::: MATERIAL :::

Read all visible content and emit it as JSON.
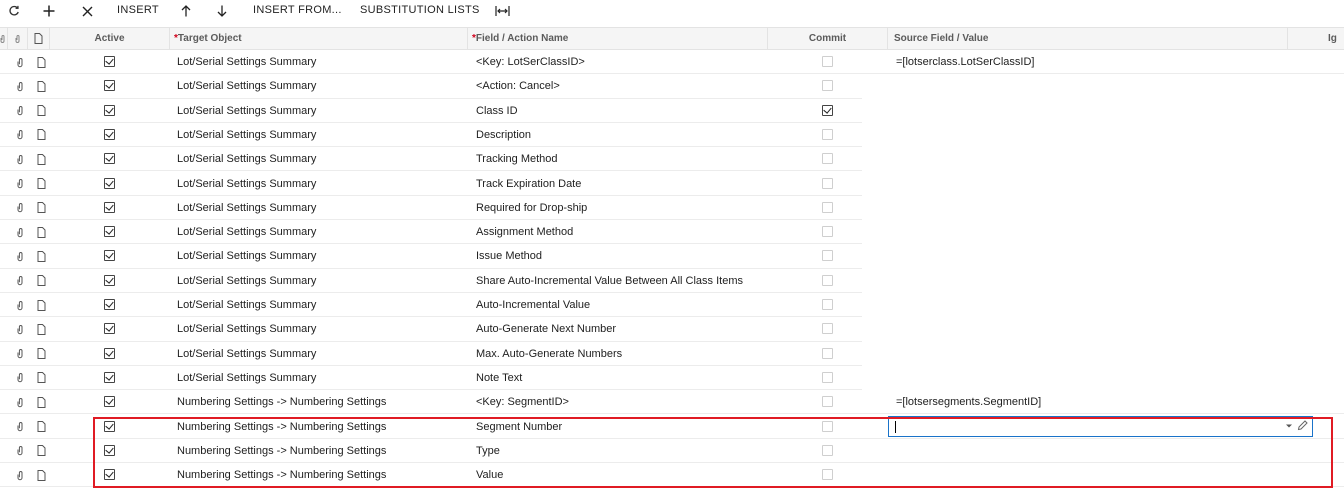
{
  "toolbar": {
    "refresh_icon": "refresh-icon",
    "add_icon": "plus-icon",
    "delete_icon": "close-icon",
    "insert_label": "INSERT",
    "up_icon": "arrow-up-icon",
    "down_icon": "arrow-down-icon",
    "insert_from_label": "INSERT FROM...",
    "substitution_lists_label": "SUBSTITUTION LISTS",
    "fit_columns_icon": "fit-columns-icon"
  },
  "header": {
    "active": "Active",
    "target_object": "Target Object",
    "field_action": "Field / Action Name",
    "commit": "Commit",
    "source_field": "Source Field / Value",
    "ignore_truncated": "Ig"
  },
  "rows": [
    {
      "active": true,
      "target": "Lot/Serial Settings Summary",
      "field": "<Key: LotSerClassID>",
      "commit": false,
      "source": "=[lotserclass.LotSerClassID]"
    },
    {
      "active": true,
      "target": "Lot/Serial Settings Summary",
      "field": "<Action: Cancel>",
      "commit": false,
      "source": ""
    },
    {
      "active": true,
      "target": "Lot/Serial Settings Summary",
      "field": "Class ID",
      "commit": true,
      "source": ""
    },
    {
      "active": true,
      "target": "Lot/Serial Settings Summary",
      "field": "Description",
      "commit": false,
      "source": ""
    },
    {
      "active": true,
      "target": "Lot/Serial Settings Summary",
      "field": "Tracking Method",
      "commit": false,
      "source": ""
    },
    {
      "active": true,
      "target": "Lot/Serial Settings Summary",
      "field": "Track Expiration Date",
      "commit": false,
      "source": ""
    },
    {
      "active": true,
      "target": "Lot/Serial Settings Summary",
      "field": "Required for Drop-ship",
      "commit": false,
      "source": ""
    },
    {
      "active": true,
      "target": "Lot/Serial Settings Summary",
      "field": "Assignment Method",
      "commit": false,
      "source": ""
    },
    {
      "active": true,
      "target": "Lot/Serial Settings Summary",
      "field": "Issue Method",
      "commit": false,
      "source": ""
    },
    {
      "active": true,
      "target": "Lot/Serial Settings Summary",
      "field": "Share Auto-Incremental Value Between All Class Items",
      "commit": false,
      "source": ""
    },
    {
      "active": true,
      "target": "Lot/Serial Settings Summary",
      "field": "Auto-Incremental Value",
      "commit": false,
      "source": ""
    },
    {
      "active": true,
      "target": "Lot/Serial Settings Summary",
      "field": "Auto-Generate Next Number",
      "commit": false,
      "source": ""
    },
    {
      "active": true,
      "target": "Lot/Serial Settings Summary",
      "field": "Max. Auto-Generate Numbers",
      "commit": false,
      "source": ""
    },
    {
      "active": true,
      "target": "Lot/Serial Settings Summary",
      "field": "Note Text",
      "commit": false,
      "source": ""
    },
    {
      "active": true,
      "target": "Numbering Settings -> Numbering Settings",
      "field": "<Key: SegmentID>",
      "commit": false,
      "source": "=[lotsersegments.SegmentID]"
    },
    {
      "active": true,
      "target": "Numbering Settings -> Numbering Settings",
      "field": "Segment Number",
      "commit": false,
      "source": "",
      "editing": true
    },
    {
      "active": true,
      "target": "Numbering Settings -> Numbering Settings",
      "field": "Type",
      "commit": false,
      "source": ""
    },
    {
      "active": true,
      "target": "Numbering Settings -> Numbering Settings",
      "field": "Value",
      "commit": false,
      "source": ""
    }
  ],
  "colors": {
    "required_marker": "#d0021b",
    "selection_border": "#e01b24",
    "edit_border": "#1a73c9"
  }
}
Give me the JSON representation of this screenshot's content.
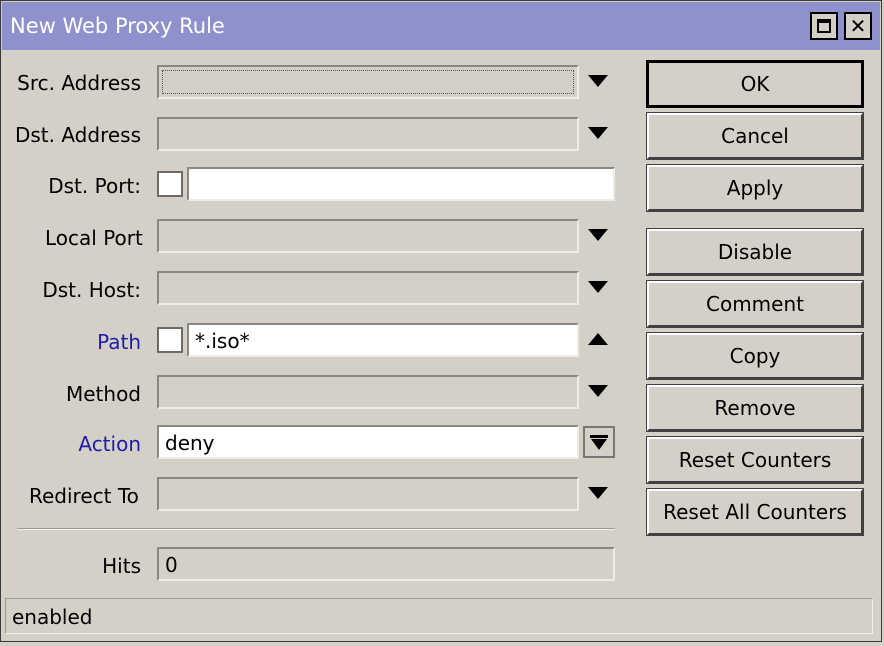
{
  "window": {
    "title": "New Web Proxy Rule"
  },
  "titlebar": {
    "maximize_glyph": "",
    "close_glyph": "✕"
  },
  "form": {
    "src_address": {
      "label": "Src. Address",
      "value": ""
    },
    "dst_address": {
      "label": "Dst. Address",
      "value": ""
    },
    "dst_port": {
      "label": "Dst. Port:",
      "value": ""
    },
    "local_port": {
      "label": "Local Port",
      "value": ""
    },
    "dst_host": {
      "label": "Dst. Host:",
      "value": ""
    },
    "path": {
      "label": "Path",
      "value": "*.iso*"
    },
    "method": {
      "label": "Method",
      "value": ""
    },
    "action": {
      "label": "Action",
      "value": "deny"
    },
    "redirect_to": {
      "label": "Redirect To",
      "value": ""
    },
    "hits": {
      "label": "Hits",
      "value": "0"
    }
  },
  "buttons": {
    "ok": "OK",
    "cancel": "Cancel",
    "apply": "Apply",
    "disable": "Disable",
    "comment": "Comment",
    "copy": "Copy",
    "remove": "Remove",
    "reset_counters": "Reset Counters",
    "reset_all_counters": "Reset All Counters"
  },
  "status": {
    "text": "enabled"
  },
  "colors": {
    "titlebar": "#8f91cc",
    "label_highlight": "#1c1ca8",
    "window_bg": "#d4d0c8"
  },
  "icons": [
    "maximize-icon",
    "close-icon",
    "dropdown-arrow-icon",
    "collapse-arrow-icon",
    "dropdown-select-icon"
  ]
}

:::

__PROBLEM REQUIREMENTS__
Using the records above, select and copy every line that has the word "Auto".

__OUTPUT FOR THIS TASK__
      "field": "Share Auto-Incremental Value Between All Class Items",
      "field": "Auto-Incremental Value",
      "field": "Auto-Generate Next Number",
      "field": "Max. Auto-Generate Numbers",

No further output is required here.